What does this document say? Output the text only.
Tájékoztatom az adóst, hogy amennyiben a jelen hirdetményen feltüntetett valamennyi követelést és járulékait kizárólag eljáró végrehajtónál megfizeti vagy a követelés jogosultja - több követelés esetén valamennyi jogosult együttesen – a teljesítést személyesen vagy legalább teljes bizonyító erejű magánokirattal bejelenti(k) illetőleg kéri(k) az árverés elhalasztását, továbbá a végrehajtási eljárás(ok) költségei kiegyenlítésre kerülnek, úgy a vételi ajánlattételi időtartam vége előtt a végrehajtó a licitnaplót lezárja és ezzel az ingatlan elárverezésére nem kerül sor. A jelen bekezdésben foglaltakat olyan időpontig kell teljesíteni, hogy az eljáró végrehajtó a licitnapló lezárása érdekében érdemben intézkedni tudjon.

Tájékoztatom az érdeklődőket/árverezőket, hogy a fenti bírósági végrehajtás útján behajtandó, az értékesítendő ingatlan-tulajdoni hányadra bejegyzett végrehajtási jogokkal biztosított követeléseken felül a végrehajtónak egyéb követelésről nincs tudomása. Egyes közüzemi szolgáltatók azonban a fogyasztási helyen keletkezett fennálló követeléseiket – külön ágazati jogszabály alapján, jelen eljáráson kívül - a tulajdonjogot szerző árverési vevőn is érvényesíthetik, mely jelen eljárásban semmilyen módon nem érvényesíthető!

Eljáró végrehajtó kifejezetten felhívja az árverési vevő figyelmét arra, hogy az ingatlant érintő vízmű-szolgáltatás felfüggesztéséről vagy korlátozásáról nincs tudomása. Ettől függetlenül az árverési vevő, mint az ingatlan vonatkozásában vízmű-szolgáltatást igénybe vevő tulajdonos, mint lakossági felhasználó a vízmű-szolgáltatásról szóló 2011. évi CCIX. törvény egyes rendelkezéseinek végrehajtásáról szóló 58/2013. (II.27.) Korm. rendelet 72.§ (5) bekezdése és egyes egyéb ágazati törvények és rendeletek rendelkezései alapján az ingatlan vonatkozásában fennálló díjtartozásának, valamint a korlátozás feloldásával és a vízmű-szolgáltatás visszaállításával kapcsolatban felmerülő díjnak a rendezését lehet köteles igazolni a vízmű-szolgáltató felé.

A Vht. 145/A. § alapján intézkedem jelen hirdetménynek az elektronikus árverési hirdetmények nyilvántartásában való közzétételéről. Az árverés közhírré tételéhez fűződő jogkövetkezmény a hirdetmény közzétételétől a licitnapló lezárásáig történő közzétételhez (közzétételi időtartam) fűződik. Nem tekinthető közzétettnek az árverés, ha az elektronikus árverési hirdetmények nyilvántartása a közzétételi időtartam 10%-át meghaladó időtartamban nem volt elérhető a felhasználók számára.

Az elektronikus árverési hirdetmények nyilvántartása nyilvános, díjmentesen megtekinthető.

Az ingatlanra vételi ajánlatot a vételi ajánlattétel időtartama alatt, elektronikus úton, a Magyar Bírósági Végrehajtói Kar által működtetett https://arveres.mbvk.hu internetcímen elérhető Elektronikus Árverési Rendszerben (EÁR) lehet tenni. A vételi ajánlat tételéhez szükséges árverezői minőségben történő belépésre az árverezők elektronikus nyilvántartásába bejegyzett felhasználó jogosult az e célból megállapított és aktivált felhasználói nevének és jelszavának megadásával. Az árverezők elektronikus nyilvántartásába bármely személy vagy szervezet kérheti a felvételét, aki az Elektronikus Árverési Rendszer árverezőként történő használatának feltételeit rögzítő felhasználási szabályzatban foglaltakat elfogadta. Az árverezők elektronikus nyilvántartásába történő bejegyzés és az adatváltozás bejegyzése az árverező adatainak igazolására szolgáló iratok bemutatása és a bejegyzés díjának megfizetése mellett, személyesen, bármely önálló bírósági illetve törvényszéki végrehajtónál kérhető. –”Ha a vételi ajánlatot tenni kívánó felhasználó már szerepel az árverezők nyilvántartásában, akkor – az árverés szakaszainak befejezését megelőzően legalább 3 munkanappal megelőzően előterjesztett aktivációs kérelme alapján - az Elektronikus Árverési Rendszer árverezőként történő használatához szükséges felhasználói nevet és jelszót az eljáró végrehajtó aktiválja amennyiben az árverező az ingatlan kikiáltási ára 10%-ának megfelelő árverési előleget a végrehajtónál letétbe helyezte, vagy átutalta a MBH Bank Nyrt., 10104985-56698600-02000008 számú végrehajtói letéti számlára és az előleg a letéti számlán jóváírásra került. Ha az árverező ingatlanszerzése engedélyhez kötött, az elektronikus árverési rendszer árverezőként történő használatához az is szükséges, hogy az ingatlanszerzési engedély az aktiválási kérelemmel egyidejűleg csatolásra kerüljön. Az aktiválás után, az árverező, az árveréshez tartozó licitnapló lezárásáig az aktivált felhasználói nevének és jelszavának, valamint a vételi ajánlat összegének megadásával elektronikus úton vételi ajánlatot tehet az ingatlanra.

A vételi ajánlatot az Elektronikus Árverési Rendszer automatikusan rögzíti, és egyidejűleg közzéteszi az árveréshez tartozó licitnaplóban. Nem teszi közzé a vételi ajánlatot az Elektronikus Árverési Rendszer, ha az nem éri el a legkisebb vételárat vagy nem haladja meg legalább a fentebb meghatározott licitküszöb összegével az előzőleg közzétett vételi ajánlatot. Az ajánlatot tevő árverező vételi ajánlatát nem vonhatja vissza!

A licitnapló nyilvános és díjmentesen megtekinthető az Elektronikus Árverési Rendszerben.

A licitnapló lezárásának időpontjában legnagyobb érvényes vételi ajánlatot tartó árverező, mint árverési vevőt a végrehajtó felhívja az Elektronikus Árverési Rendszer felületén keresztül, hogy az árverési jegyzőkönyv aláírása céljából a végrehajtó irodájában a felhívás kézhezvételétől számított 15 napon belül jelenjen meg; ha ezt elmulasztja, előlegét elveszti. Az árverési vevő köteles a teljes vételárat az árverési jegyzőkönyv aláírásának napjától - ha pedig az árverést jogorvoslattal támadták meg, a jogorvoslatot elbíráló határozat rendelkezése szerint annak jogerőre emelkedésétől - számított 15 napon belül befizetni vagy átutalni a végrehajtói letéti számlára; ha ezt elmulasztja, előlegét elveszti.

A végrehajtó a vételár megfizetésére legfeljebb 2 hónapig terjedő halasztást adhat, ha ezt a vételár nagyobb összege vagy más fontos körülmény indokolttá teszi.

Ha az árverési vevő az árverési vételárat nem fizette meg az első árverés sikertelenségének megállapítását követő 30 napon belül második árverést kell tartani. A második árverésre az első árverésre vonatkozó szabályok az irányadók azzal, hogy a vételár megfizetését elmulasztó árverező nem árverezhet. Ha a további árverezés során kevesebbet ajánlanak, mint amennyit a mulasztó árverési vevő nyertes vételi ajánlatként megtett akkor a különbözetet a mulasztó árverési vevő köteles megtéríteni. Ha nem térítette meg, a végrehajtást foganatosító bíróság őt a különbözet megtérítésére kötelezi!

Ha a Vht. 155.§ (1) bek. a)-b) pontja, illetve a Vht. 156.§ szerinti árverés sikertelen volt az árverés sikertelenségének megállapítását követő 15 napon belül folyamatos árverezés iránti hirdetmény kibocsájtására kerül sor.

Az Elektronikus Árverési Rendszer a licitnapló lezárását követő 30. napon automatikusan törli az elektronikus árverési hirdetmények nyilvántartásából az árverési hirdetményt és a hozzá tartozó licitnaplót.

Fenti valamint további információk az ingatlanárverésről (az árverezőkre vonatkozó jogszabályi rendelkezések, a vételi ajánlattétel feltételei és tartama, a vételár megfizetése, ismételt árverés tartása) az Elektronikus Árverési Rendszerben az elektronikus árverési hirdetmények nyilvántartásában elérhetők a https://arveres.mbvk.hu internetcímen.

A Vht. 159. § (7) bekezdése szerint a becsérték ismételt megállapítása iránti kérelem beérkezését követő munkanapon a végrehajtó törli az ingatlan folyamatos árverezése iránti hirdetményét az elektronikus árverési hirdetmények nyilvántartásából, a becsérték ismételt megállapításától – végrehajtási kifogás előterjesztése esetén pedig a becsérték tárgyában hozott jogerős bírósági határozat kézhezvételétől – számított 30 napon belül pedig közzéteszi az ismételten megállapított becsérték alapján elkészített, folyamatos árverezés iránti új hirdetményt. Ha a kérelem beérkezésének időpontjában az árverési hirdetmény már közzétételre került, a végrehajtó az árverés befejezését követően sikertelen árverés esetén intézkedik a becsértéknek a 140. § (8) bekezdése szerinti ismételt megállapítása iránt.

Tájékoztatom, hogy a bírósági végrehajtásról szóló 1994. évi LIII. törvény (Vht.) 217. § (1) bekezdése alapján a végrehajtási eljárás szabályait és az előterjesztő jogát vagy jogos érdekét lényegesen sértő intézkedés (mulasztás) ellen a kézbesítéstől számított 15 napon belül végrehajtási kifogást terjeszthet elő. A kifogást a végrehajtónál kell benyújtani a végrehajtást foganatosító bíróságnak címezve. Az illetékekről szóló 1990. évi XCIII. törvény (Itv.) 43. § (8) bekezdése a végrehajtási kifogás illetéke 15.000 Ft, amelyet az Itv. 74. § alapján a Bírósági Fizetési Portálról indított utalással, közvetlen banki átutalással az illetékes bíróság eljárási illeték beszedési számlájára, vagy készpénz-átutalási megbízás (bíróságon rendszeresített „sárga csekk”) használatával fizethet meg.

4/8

######

• [WHAT THIS TASK INVOLVES]:
In the material above, find the lines that contain "díjmentesen" and show them.

• [SOLUTION FOR THIS PROBLEM]:
Az elektronikus árverési hirdetmények nyilvántartása nyilvános, díjmentesen megtekinthető.
A licitnapló nyilvános és díjmentesen megtekinthető az Elektronikus Árverési Rendszerben.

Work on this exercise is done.